## Task details
Where a line holds the string "name", return that line.

--- Data to use ---

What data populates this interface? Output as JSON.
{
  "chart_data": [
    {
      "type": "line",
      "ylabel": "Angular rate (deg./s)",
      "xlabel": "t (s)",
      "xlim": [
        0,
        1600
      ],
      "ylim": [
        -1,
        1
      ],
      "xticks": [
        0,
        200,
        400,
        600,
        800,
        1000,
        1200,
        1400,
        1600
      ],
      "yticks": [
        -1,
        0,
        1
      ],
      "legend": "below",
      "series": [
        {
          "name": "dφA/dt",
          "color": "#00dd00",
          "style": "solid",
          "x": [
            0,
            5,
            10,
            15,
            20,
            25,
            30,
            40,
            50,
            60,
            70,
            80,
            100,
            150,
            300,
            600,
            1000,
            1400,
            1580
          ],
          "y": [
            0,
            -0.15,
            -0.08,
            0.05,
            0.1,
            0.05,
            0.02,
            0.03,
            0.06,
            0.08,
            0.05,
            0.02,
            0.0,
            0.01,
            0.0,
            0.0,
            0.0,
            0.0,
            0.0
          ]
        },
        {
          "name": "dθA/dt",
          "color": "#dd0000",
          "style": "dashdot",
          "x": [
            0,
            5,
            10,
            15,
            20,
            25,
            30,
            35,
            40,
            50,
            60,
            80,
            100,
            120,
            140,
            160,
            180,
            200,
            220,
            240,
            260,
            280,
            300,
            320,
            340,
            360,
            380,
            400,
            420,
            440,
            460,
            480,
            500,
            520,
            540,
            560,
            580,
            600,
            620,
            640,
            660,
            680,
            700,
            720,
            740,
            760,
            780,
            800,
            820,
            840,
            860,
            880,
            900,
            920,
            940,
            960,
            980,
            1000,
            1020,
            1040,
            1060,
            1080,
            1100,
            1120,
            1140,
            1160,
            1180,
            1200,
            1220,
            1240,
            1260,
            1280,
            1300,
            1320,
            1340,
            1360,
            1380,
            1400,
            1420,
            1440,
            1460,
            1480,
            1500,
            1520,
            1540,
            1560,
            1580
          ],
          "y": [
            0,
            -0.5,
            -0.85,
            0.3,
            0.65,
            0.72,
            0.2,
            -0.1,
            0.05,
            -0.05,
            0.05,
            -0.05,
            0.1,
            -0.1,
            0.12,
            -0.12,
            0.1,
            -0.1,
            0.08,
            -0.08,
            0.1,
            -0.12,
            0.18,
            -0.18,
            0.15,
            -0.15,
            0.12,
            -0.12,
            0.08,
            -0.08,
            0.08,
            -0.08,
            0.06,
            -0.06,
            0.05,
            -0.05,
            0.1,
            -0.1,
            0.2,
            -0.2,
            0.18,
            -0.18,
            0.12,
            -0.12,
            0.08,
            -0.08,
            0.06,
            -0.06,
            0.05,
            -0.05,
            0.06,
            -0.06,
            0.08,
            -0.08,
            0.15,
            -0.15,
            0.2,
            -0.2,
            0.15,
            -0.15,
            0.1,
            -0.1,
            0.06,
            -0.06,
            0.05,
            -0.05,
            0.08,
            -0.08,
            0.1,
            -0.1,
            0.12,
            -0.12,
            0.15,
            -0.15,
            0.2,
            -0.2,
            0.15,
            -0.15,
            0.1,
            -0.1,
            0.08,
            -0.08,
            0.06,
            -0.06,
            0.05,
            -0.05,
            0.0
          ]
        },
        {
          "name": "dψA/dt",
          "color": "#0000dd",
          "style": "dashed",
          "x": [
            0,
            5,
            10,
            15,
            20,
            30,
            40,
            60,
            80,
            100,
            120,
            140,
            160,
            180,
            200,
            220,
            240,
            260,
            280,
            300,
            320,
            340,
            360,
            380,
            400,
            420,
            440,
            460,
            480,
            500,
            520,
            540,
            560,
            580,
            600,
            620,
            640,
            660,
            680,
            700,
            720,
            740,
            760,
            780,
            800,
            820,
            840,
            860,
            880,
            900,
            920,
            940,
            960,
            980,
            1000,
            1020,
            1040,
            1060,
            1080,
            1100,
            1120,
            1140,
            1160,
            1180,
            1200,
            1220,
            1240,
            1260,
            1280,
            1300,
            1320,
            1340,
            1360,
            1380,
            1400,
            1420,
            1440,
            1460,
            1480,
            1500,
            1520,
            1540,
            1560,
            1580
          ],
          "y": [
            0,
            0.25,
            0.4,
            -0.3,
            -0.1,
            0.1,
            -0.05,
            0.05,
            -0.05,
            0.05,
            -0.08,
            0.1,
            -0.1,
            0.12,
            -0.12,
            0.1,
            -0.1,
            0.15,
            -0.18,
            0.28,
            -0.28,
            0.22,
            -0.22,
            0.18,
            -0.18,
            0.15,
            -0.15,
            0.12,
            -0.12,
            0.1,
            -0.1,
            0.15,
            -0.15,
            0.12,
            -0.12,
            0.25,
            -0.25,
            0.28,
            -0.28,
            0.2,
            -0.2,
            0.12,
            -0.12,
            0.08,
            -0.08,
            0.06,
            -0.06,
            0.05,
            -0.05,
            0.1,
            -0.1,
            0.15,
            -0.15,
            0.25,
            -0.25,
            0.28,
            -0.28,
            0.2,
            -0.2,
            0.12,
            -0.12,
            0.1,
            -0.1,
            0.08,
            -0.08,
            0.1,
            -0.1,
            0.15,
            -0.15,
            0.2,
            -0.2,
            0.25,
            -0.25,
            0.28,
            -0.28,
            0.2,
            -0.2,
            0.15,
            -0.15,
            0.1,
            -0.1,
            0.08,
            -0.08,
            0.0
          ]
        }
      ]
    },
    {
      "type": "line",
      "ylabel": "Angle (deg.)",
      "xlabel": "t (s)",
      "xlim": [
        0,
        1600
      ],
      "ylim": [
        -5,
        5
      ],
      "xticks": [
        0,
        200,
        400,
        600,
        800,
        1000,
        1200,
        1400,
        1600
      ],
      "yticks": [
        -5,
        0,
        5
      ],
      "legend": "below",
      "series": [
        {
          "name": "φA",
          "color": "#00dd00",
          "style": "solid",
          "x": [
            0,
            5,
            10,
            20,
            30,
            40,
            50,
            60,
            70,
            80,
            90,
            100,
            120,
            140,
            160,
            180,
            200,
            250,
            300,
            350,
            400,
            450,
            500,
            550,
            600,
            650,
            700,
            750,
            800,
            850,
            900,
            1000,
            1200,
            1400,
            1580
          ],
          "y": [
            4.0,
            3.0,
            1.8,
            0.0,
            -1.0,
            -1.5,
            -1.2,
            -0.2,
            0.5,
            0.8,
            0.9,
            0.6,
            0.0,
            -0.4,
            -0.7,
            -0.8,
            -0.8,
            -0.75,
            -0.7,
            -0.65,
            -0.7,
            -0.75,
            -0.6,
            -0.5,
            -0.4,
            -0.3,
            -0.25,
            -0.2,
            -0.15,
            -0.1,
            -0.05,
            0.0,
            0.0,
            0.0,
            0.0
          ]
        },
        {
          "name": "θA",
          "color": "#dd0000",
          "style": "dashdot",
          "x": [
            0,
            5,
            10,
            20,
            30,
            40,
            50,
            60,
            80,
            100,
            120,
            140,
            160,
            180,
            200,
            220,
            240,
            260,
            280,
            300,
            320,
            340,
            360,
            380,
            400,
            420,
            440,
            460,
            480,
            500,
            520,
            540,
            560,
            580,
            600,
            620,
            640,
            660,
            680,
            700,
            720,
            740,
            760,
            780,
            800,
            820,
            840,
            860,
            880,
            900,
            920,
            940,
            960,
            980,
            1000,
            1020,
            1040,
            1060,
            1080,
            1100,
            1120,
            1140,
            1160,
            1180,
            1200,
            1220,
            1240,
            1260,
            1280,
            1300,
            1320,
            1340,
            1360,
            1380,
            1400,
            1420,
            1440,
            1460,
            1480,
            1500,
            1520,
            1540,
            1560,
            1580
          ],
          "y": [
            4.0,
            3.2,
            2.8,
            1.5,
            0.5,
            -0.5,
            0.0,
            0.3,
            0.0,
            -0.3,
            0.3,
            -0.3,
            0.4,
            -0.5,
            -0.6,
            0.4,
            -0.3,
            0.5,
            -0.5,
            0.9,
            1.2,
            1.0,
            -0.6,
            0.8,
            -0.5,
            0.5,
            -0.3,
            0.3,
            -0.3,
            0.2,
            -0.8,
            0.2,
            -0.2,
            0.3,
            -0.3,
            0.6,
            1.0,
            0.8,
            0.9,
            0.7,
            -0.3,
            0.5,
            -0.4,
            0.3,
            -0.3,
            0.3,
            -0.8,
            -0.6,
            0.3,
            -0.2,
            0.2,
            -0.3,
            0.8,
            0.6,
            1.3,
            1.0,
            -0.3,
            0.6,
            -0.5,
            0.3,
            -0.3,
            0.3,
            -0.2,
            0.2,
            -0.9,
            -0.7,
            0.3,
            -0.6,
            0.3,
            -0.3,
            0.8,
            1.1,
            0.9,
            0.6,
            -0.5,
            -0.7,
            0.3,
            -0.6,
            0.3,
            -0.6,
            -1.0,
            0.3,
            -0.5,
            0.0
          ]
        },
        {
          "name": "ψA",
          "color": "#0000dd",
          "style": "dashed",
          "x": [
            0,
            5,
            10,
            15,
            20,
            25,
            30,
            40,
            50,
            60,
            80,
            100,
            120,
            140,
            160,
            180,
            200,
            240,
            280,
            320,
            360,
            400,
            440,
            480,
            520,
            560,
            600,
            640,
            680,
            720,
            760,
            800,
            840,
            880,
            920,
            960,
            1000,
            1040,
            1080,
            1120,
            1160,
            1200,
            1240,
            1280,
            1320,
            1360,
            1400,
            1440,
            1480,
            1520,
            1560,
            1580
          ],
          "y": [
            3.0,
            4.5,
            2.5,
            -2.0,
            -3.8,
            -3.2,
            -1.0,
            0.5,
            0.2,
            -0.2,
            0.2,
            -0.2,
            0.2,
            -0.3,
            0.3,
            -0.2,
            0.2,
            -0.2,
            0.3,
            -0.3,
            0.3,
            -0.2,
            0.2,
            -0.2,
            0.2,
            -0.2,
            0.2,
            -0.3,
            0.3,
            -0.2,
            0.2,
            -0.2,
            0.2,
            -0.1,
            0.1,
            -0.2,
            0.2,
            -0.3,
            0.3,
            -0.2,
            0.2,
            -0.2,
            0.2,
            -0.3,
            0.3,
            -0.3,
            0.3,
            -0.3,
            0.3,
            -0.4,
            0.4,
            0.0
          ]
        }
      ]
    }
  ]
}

---

## Exercise response
          "name": "dφA/dt",
          "name": "dθA/dt",
          "name": "dψA/dt",
          "name": "φA",
          "name": "θA",
          "name": "ψA",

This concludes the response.